→ DIRECTIONS FOR THIS TASK
Sort through the entries below and pull out lines containing the word "from".
---- EXTRACTED MATERIAL
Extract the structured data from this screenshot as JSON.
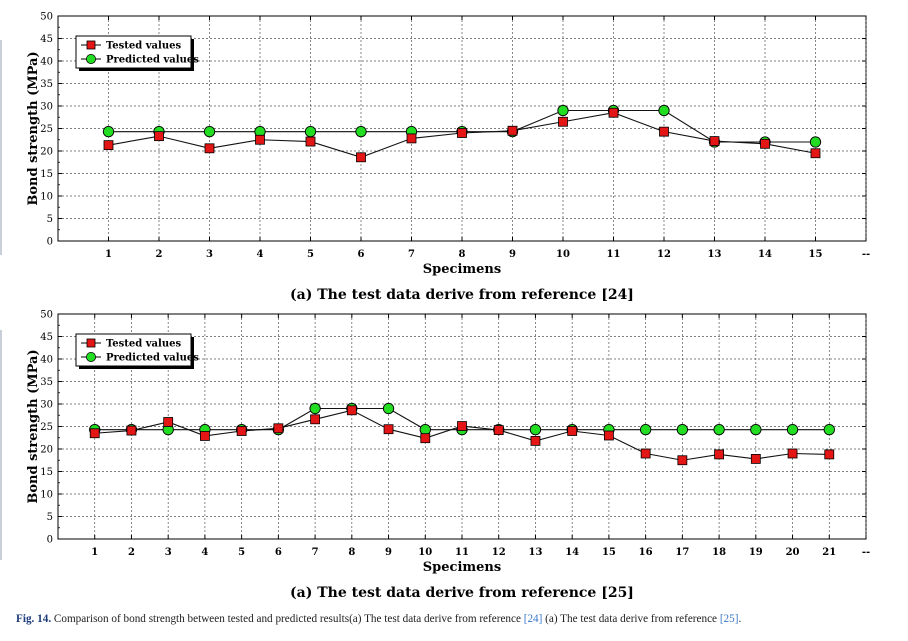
{
  "caption": {
    "label": "Fig. 14.",
    "text_a": " Comparison of bond strength between tested and predicted results(a) The test data derive from reference ",
    "ref_a": "[24]",
    "text_b": " (a) The test data derive from reference ",
    "ref_b": "[25]",
    "end": "."
  },
  "colors": {
    "tested": "#e31515",
    "predicted": "#22dd22",
    "line": "#111111",
    "grid": "#555555"
  },
  "chart_data": [
    {
      "type": "line",
      "subtitle": "(a) The test data derive from reference [24]",
      "xlabel": "Specimens",
      "ylabel": "Bond strength (MPa)",
      "xticks": [
        "1",
        "2",
        "3",
        "4",
        "5",
        "6",
        "7",
        "8",
        "9",
        "10",
        "11",
        "12",
        "13",
        "14",
        "15",
        "--"
      ],
      "xlim": [
        0,
        16
      ],
      "ylim": [
        0,
        50
      ],
      "yticks": [
        0,
        5,
        10,
        15,
        20,
        25,
        30,
        35,
        40,
        45,
        50
      ],
      "grid": true,
      "legend_position": "top-left",
      "x": [
        1,
        2,
        3,
        4,
        5,
        6,
        7,
        8,
        9,
        10,
        11,
        12,
        13,
        14,
        15
      ],
      "series": [
        {
          "name": "Tested values",
          "marker": "square",
          "values": [
            21.3,
            23.3,
            20.6,
            22.5,
            22.1,
            18.6,
            22.8,
            24.0,
            24.5,
            26.5,
            28.5,
            24.3,
            22.2,
            21.6,
            19.5
          ]
        },
        {
          "name": "Predicted values",
          "marker": "circle",
          "values": [
            24.3,
            24.3,
            24.3,
            24.3,
            24.3,
            24.3,
            24.3,
            24.3,
            24.3,
            29.0,
            29.0,
            29.0,
            22.0,
            22.0,
            22.0
          ]
        }
      ]
    },
    {
      "type": "line",
      "subtitle": "(a) The test data derive from reference [25]",
      "xlabel": "Specimens",
      "ylabel": "Bond strength (MPa)",
      "xticks": [
        "1",
        "2",
        "3",
        "4",
        "5",
        "6",
        "7",
        "8",
        "9",
        "10",
        "11",
        "12",
        "13",
        "14",
        "15",
        "16",
        "17",
        "18",
        "19",
        "20",
        "21",
        "--"
      ],
      "xlim": [
        0,
        22
      ],
      "ylim": [
        0,
        50
      ],
      "yticks": [
        0,
        5,
        10,
        15,
        20,
        25,
        30,
        35,
        40,
        45,
        50
      ],
      "grid": true,
      "legend_position": "top-left",
      "x": [
        1,
        2,
        3,
        4,
        5,
        6,
        7,
        8,
        9,
        10,
        11,
        12,
        13,
        14,
        15,
        16,
        17,
        18,
        19,
        20,
        21
      ],
      "series": [
        {
          "name": "Tested values",
          "marker": "square",
          "values": [
            23.5,
            24.1,
            26.0,
            22.9,
            24.0,
            24.6,
            26.6,
            28.6,
            24.4,
            22.4,
            25.1,
            24.2,
            21.8,
            24.0,
            23.0,
            19.0,
            17.5,
            18.8,
            17.8,
            19.0,
            18.8
          ]
        },
        {
          "name": "Predicted values",
          "marker": "circle",
          "values": [
            24.3,
            24.3,
            24.3,
            24.3,
            24.3,
            24.3,
            29.0,
            29.0,
            29.0,
            24.3,
            24.3,
            24.3,
            24.3,
            24.3,
            24.3,
            24.3,
            24.3,
            24.3,
            24.3,
            24.3,
            24.3
          ]
        }
      ]
    }
  ]
}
--------
→ FINISHED ANSWER
Extract the structured data from this screenshot as JSON.
    "text_a": " Comparison of bond strength between tested and predicted results(a) The test data derive from reference ",
    "text_b": " (a) The test data derive from reference ",
      "subtitle": "(a) The test data derive from reference [24]",
      "subtitle": "(a) The test data derive from reference [25]",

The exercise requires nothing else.